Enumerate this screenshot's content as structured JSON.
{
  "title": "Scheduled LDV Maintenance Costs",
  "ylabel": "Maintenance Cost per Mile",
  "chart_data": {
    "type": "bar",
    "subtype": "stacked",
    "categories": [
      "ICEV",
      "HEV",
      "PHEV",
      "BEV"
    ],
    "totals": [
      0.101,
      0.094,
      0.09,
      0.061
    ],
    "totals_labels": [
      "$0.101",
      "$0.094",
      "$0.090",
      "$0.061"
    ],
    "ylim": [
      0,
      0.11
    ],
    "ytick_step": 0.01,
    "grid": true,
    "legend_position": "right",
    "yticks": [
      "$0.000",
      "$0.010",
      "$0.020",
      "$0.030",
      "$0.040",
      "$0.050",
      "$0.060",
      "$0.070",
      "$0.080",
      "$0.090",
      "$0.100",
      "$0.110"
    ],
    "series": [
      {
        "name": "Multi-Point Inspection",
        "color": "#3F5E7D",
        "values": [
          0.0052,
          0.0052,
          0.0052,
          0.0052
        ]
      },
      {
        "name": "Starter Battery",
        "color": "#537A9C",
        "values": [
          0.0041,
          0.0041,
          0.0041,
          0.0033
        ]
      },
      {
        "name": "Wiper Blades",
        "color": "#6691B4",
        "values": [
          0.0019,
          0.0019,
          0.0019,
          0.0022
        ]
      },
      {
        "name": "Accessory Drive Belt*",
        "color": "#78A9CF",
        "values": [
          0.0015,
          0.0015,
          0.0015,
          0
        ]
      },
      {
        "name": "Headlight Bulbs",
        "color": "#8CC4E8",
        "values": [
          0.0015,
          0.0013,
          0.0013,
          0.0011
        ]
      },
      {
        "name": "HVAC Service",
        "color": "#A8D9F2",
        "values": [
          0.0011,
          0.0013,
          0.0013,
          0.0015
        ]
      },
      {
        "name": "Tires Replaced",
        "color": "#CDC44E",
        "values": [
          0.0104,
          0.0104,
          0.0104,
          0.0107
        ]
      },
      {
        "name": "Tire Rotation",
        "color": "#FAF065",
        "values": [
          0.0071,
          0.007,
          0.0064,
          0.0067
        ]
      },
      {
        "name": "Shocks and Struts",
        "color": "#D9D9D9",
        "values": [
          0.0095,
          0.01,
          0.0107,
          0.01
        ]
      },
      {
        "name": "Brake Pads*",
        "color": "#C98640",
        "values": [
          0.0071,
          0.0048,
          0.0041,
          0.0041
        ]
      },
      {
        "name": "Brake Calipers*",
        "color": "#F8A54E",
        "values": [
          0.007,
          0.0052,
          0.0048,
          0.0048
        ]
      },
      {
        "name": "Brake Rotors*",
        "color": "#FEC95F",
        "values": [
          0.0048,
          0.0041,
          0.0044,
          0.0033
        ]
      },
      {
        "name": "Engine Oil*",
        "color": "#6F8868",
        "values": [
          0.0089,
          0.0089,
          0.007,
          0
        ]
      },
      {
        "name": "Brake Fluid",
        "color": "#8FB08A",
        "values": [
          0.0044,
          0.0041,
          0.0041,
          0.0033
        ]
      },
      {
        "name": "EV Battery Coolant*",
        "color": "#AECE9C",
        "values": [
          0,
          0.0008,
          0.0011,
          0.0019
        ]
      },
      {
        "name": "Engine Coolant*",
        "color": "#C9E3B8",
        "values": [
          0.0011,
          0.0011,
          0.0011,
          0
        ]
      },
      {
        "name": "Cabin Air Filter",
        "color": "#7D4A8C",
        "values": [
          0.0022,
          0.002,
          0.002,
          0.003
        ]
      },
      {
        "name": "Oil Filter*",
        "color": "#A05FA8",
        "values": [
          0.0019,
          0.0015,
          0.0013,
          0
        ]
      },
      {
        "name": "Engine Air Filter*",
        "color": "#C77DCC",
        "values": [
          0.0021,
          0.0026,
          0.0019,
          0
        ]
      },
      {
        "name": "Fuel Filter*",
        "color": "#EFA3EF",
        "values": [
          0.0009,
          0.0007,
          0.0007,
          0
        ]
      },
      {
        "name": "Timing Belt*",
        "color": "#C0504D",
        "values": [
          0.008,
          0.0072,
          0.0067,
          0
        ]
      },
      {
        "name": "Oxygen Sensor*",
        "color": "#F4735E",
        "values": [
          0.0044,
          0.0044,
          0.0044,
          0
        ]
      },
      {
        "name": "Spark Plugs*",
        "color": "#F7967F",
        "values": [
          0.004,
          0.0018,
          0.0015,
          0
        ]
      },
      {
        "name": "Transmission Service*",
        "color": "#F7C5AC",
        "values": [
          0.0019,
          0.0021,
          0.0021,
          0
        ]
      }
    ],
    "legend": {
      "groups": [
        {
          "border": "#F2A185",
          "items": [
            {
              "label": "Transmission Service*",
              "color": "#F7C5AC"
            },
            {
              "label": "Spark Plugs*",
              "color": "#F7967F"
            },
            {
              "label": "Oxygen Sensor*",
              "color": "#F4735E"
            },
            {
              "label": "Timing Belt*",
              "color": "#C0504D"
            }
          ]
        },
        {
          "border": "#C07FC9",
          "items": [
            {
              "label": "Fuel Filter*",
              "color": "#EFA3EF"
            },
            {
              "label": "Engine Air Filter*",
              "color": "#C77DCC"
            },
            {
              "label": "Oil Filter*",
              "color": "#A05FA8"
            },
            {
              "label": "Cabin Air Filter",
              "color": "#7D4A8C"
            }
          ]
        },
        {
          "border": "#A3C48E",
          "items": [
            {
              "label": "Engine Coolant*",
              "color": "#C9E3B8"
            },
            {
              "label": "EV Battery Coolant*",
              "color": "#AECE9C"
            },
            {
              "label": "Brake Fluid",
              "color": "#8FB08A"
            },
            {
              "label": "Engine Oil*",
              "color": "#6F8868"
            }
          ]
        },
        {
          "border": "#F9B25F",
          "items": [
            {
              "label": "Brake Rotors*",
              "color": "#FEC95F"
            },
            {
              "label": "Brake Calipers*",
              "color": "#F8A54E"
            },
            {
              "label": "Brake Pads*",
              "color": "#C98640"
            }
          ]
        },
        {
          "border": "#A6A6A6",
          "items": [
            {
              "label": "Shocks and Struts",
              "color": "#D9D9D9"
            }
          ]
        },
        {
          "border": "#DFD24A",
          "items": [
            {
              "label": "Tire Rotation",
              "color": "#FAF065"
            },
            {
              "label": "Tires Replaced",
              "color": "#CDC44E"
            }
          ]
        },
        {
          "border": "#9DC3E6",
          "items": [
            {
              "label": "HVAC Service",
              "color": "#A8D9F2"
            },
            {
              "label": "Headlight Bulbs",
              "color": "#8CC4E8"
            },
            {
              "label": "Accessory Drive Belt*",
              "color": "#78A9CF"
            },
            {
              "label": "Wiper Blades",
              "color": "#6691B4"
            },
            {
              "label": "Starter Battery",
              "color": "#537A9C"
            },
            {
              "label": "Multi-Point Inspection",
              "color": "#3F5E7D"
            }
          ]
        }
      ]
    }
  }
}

* _WHAT IS NEEDED_
What is the number of lines in the data that hold the string "Sensor"? Answer with the number only.

* _ANSWER BELOW_
2